(Task statement)
Scan the lines below; pull out those with "plain".

(Data records)
■ ■ ■ ■ ■
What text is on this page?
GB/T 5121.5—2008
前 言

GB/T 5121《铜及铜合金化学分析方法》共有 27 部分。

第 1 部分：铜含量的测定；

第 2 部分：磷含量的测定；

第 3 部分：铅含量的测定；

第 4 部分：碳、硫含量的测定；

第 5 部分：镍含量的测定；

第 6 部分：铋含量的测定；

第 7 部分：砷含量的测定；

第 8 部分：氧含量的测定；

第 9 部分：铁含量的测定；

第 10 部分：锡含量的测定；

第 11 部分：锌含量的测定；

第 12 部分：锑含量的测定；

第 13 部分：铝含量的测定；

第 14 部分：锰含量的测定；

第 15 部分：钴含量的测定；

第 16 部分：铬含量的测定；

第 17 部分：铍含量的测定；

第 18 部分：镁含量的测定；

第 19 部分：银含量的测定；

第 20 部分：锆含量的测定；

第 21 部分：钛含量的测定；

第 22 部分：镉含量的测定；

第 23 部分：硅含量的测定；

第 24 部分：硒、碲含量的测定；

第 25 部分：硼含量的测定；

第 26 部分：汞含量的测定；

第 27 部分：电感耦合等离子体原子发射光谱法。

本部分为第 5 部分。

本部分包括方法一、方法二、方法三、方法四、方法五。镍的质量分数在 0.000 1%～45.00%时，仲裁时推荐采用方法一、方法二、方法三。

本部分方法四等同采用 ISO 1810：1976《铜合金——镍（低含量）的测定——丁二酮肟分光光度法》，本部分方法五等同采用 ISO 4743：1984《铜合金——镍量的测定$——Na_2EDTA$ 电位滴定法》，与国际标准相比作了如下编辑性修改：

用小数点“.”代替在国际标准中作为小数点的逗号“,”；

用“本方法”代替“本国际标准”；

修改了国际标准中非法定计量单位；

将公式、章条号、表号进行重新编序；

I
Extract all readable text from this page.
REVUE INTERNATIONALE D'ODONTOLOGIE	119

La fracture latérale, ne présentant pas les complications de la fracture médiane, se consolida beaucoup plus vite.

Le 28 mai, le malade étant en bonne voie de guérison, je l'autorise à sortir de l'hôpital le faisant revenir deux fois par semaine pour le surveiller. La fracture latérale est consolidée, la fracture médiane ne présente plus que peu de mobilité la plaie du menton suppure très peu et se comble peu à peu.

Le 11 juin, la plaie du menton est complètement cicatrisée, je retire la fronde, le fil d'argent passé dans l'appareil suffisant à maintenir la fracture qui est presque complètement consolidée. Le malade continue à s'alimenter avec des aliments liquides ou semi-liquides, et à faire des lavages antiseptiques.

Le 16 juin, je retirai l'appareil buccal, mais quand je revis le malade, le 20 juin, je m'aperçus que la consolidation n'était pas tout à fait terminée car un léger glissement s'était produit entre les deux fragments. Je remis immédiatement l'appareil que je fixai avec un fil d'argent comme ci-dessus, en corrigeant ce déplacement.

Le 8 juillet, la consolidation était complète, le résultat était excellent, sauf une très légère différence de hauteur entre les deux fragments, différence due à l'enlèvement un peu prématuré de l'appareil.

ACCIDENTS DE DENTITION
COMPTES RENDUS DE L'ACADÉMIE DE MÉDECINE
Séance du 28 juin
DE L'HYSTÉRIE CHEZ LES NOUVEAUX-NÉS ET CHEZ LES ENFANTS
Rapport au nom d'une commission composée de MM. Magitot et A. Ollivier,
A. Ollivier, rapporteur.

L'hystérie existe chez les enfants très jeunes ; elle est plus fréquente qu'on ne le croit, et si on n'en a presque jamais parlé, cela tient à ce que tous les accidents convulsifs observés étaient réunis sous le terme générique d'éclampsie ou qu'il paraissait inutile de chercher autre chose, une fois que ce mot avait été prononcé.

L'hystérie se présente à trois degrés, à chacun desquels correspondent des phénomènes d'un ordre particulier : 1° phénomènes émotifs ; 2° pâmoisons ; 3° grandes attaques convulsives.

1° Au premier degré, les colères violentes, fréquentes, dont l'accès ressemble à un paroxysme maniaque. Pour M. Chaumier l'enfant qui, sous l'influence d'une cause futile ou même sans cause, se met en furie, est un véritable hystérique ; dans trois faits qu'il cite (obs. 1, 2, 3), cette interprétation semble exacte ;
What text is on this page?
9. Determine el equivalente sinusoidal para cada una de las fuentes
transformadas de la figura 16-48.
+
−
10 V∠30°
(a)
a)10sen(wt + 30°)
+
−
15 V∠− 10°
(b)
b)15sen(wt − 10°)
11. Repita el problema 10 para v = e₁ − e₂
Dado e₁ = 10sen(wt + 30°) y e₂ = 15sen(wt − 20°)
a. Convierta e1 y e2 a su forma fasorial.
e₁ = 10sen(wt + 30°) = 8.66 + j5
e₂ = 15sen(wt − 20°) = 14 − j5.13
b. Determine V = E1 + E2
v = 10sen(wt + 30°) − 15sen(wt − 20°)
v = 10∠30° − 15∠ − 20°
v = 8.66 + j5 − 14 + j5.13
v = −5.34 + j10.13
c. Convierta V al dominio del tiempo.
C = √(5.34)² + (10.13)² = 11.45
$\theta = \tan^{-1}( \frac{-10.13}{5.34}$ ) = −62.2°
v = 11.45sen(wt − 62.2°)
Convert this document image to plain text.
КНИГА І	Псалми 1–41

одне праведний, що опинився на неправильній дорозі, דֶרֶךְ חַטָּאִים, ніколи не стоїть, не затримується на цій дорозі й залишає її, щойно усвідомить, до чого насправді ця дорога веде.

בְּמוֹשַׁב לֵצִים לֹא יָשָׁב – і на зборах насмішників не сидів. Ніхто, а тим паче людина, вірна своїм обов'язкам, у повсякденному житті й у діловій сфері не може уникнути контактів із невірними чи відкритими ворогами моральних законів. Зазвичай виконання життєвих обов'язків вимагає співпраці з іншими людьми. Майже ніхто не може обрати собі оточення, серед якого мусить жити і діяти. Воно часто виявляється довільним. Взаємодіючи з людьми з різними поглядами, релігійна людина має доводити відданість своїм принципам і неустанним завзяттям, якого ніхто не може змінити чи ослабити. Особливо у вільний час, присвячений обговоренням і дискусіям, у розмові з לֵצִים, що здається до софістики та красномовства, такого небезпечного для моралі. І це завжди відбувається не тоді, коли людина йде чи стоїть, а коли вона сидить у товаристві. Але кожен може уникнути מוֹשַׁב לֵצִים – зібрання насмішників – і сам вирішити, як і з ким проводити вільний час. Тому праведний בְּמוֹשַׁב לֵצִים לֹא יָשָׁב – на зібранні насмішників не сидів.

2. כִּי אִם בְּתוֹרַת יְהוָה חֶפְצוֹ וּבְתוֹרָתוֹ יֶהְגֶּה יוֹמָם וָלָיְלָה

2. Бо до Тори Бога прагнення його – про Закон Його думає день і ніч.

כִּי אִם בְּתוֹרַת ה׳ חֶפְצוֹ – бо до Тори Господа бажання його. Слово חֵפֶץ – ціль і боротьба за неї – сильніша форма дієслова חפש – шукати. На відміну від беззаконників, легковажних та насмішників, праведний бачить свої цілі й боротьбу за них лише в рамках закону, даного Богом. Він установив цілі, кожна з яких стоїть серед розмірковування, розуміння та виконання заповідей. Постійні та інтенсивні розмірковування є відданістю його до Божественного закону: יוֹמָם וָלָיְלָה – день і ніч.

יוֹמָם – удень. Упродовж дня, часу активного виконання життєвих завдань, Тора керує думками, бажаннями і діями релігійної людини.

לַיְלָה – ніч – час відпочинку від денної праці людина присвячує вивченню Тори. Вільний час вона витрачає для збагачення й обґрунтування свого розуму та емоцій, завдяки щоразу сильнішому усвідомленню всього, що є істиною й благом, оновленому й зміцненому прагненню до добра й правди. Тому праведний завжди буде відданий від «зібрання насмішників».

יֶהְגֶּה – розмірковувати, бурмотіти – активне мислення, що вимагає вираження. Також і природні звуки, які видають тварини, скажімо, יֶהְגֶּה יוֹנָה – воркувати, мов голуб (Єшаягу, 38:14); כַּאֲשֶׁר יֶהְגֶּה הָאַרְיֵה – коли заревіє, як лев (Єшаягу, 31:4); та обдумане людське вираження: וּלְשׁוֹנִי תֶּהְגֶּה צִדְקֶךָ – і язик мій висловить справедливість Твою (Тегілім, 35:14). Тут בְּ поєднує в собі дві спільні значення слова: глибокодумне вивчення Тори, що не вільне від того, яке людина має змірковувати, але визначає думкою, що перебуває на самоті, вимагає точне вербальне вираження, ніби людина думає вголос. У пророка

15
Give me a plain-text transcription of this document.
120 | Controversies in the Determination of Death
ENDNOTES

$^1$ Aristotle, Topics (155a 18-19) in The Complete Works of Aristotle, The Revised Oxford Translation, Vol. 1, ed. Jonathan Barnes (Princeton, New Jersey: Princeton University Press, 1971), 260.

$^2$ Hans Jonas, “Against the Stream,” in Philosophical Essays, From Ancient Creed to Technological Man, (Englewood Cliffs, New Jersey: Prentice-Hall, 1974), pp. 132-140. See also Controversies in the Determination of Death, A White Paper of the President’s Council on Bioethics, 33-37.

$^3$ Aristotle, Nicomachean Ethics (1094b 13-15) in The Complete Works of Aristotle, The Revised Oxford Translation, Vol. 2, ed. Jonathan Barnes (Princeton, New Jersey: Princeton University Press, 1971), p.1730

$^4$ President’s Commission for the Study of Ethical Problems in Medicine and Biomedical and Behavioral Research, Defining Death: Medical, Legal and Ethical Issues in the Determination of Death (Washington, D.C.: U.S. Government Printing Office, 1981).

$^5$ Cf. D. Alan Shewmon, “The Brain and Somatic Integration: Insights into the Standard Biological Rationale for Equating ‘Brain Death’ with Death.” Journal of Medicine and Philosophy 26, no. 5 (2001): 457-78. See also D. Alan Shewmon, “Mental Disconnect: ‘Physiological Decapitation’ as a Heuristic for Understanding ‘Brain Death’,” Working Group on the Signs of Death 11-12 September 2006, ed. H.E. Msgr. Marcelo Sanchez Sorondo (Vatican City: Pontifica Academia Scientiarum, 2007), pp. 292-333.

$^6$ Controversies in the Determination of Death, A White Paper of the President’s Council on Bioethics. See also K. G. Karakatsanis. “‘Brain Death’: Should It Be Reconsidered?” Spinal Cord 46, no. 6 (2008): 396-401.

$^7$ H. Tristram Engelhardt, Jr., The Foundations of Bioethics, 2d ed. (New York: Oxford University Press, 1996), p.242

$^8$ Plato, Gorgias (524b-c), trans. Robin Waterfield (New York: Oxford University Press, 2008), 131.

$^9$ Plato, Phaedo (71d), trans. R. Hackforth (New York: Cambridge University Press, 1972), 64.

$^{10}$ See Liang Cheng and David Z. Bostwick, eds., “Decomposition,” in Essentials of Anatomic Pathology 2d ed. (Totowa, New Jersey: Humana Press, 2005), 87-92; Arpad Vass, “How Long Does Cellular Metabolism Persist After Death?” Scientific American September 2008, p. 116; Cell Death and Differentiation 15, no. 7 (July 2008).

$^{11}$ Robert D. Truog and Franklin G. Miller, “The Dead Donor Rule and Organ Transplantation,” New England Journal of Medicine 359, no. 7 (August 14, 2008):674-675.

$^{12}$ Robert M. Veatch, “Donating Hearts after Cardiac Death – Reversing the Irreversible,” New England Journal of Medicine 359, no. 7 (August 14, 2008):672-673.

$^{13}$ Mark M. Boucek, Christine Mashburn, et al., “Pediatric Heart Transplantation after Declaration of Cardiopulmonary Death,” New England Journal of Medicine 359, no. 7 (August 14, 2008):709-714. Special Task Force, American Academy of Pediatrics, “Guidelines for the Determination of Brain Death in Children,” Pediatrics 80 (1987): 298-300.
■ ■ ■ ■ ■
(Exercise result)
Convert this document image to plain text.
Give me a plain-text transcription of this document.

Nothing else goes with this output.